(Dataset records)

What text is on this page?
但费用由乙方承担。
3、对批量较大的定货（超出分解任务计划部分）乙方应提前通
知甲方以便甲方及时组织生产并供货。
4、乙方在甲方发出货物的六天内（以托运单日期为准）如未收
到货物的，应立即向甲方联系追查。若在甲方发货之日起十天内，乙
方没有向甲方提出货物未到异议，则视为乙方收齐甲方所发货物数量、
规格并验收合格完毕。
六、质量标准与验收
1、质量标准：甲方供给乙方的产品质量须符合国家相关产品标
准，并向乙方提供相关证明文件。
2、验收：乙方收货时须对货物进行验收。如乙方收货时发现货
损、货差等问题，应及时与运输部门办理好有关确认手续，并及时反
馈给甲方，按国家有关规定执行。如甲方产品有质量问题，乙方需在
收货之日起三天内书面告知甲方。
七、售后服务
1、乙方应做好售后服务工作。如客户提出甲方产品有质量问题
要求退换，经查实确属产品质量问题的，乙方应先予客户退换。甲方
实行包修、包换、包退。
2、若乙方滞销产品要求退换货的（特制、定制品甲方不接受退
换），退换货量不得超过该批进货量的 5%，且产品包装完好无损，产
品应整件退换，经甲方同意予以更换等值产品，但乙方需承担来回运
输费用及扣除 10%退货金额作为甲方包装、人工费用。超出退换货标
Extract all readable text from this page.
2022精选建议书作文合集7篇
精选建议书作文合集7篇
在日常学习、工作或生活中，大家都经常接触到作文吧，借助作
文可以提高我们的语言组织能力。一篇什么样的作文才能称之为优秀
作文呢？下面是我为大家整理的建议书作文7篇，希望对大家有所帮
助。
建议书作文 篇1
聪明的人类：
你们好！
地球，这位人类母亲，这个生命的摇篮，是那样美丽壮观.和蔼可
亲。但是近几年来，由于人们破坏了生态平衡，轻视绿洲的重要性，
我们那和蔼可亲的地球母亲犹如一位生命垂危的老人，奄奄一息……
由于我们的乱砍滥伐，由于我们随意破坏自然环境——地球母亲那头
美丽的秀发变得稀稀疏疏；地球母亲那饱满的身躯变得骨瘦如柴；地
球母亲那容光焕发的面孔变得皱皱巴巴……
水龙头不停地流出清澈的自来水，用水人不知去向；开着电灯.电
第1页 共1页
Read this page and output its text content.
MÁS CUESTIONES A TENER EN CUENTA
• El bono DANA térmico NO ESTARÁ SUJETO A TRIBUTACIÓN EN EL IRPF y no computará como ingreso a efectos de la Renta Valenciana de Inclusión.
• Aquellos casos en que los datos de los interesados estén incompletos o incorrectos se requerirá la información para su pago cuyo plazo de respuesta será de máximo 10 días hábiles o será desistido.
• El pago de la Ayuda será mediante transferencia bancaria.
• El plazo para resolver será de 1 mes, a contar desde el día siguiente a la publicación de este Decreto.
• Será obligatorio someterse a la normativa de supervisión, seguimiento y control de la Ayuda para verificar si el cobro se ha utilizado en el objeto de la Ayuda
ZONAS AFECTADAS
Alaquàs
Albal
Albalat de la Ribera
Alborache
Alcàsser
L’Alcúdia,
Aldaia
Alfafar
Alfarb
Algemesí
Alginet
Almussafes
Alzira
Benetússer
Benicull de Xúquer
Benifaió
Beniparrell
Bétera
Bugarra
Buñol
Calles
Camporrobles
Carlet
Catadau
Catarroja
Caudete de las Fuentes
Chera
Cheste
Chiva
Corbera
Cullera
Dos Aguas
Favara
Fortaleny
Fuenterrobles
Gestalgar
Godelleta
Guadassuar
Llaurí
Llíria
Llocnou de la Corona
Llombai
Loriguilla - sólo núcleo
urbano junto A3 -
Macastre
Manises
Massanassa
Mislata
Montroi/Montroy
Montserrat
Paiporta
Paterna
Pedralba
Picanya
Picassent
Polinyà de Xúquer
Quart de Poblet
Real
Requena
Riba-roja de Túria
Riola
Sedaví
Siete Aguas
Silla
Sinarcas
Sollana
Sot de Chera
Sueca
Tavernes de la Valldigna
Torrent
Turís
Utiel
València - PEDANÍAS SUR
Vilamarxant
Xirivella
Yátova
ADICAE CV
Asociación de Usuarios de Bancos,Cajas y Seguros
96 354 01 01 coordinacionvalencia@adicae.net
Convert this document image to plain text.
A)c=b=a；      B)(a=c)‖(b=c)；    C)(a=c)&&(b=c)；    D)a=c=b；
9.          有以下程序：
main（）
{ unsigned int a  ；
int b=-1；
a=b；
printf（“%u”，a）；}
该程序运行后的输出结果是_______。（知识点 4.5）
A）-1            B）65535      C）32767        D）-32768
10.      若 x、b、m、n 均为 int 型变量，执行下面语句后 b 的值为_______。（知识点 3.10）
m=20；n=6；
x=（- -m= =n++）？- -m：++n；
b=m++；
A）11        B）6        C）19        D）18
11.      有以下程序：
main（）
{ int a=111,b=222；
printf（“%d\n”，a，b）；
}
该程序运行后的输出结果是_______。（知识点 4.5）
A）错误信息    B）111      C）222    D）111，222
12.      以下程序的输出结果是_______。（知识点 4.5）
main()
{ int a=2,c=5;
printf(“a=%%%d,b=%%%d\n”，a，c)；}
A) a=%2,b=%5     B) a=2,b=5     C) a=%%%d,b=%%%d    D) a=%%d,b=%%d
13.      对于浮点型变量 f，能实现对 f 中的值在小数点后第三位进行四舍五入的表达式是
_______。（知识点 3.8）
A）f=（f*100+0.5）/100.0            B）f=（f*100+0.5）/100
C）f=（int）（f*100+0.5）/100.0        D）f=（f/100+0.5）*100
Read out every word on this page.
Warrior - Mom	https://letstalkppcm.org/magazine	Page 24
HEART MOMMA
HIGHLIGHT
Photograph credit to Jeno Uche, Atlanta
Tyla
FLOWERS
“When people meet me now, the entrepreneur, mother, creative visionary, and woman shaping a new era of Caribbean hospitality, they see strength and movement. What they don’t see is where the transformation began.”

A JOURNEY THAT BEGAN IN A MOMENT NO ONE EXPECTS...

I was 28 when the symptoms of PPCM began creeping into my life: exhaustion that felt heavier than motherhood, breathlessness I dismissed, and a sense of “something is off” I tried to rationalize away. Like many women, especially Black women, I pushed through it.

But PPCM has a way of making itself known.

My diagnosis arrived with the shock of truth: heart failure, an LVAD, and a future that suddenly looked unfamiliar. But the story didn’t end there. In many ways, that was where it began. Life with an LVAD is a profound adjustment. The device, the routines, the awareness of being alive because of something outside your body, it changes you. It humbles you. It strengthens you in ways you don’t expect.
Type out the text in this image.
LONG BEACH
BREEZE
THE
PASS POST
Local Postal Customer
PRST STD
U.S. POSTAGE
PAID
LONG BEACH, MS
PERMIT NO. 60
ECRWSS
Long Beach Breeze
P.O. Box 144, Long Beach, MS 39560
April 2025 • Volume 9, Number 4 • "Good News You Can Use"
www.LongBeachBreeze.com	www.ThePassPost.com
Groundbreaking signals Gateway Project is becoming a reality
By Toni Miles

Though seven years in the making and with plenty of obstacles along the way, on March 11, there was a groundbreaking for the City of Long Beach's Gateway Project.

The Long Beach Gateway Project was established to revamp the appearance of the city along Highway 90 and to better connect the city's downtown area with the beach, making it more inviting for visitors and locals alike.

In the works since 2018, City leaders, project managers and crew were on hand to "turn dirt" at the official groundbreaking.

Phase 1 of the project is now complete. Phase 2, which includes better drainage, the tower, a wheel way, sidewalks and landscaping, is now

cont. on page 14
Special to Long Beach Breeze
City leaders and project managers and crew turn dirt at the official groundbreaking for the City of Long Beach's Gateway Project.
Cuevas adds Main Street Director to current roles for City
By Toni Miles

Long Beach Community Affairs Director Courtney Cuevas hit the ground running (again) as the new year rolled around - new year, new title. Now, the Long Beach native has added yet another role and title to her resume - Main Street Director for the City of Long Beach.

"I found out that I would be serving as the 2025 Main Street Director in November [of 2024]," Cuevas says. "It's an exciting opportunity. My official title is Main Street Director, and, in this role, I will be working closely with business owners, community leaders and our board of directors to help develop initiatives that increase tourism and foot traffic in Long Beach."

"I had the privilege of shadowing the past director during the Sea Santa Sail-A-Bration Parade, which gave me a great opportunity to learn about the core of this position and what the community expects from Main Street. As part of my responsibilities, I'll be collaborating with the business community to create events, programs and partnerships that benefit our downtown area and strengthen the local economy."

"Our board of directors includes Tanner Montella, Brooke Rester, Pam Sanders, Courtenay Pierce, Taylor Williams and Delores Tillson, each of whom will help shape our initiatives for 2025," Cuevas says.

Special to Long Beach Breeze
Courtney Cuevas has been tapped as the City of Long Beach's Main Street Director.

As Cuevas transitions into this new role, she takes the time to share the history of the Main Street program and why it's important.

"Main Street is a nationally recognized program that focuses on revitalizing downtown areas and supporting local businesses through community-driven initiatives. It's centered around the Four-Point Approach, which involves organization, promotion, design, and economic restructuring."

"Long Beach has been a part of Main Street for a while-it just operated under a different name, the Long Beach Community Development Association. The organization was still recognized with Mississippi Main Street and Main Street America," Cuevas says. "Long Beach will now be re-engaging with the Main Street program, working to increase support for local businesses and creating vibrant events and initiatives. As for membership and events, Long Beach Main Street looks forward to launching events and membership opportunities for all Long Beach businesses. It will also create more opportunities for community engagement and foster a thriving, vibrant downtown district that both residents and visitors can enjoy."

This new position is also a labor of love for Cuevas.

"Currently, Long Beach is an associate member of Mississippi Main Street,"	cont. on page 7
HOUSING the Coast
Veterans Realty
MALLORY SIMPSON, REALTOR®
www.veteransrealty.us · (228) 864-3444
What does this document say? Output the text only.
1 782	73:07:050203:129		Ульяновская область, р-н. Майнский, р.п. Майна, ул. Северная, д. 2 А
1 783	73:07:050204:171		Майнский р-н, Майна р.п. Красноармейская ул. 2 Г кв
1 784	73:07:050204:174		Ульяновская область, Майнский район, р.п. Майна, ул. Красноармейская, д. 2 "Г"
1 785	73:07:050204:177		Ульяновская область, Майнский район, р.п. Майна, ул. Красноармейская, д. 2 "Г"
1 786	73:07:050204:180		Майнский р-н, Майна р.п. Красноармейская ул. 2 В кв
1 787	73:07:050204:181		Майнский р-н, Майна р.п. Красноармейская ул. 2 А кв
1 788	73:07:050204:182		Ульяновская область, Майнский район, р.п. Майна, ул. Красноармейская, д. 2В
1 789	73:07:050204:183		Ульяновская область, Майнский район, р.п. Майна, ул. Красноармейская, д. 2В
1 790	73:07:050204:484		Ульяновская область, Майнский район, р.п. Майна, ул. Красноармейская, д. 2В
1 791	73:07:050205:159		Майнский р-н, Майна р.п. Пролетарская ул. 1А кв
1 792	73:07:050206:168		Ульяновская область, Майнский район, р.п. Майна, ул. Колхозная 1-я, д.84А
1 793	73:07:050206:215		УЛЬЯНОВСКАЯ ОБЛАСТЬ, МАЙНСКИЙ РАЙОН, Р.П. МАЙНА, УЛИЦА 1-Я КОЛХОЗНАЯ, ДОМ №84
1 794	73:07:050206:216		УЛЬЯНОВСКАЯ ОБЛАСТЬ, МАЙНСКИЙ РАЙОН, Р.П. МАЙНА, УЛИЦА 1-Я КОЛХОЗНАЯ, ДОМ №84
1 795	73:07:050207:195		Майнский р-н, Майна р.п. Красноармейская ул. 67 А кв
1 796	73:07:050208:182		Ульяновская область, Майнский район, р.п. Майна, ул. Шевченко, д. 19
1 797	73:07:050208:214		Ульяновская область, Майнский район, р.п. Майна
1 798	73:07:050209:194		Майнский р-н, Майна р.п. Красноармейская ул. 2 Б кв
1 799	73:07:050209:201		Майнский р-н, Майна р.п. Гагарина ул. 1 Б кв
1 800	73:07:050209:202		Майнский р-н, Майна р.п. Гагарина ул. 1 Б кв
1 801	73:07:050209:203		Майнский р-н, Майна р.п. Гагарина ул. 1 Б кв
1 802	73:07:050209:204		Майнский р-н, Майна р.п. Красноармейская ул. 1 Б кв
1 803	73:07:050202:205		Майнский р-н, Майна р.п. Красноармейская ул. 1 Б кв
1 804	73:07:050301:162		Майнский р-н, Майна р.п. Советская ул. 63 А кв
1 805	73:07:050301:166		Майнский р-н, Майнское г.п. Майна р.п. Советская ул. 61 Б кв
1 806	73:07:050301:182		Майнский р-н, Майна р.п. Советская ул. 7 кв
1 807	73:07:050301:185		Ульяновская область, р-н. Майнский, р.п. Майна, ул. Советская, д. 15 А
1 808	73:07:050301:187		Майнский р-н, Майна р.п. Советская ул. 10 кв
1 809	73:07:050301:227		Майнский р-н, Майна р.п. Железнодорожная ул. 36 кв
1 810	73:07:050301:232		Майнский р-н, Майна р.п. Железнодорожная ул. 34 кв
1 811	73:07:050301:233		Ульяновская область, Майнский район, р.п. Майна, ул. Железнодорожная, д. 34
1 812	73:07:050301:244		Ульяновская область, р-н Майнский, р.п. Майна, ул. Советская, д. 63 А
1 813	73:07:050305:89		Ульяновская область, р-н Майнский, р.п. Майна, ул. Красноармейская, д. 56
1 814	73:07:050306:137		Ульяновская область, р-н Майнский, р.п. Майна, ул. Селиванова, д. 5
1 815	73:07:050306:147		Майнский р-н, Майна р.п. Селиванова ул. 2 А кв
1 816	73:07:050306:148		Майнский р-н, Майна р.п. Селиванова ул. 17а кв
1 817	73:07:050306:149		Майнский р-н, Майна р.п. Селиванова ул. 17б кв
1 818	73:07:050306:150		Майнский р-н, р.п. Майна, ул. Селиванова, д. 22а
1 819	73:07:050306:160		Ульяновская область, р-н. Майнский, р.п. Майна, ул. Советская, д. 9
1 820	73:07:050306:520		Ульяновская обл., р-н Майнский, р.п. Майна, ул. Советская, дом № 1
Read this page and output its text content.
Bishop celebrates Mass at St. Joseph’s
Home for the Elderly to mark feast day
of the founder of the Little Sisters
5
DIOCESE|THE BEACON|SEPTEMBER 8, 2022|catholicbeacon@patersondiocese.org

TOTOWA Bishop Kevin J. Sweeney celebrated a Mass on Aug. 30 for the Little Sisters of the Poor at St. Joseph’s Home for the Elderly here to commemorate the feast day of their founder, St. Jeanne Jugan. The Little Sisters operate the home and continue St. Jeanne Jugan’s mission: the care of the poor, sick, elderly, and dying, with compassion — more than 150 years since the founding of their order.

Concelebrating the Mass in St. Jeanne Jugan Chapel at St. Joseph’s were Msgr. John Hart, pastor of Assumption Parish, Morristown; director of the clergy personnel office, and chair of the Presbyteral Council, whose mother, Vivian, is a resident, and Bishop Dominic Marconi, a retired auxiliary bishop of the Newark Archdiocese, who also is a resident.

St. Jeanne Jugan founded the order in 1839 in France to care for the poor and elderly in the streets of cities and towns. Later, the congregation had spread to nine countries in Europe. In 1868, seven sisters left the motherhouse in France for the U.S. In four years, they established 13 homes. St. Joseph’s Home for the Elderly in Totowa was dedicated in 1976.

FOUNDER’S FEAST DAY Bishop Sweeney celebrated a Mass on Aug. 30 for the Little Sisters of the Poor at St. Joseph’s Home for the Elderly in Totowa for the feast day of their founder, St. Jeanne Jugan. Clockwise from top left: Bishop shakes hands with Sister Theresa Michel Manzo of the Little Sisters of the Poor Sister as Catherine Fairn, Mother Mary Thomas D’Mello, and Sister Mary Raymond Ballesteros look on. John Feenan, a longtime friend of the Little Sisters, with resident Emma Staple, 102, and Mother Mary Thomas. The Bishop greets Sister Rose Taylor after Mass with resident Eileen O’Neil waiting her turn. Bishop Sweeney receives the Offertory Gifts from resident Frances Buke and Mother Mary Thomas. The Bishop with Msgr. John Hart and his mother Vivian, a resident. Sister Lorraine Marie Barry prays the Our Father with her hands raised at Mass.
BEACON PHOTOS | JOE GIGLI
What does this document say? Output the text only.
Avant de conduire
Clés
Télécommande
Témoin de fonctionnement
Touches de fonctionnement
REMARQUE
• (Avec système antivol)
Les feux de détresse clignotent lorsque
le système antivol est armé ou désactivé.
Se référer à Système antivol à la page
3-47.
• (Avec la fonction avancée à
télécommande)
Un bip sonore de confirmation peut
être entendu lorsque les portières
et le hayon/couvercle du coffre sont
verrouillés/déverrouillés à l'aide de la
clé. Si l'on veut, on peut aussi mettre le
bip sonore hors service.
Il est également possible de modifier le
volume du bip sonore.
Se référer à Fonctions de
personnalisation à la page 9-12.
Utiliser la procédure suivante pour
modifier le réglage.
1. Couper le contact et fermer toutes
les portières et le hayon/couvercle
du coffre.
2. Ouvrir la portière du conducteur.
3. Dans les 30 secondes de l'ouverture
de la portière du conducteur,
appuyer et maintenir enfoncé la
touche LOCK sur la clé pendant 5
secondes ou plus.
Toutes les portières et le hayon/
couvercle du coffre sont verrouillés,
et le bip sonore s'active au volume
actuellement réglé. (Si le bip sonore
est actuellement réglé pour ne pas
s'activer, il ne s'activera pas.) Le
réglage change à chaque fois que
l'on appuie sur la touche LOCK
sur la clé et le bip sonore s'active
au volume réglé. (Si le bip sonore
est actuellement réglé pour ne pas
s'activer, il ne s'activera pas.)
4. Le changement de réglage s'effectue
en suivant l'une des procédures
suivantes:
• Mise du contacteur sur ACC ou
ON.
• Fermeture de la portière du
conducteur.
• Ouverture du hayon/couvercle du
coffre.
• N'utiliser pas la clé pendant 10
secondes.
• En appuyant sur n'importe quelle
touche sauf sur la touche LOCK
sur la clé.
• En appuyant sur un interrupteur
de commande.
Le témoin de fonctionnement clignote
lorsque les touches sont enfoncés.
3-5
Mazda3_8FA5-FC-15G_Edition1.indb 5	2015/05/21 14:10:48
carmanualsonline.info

■ **Short exercise**
Of all the lines above, how many contain the word "conducteur"? Give the number and nothing else.

■ **Solution**
3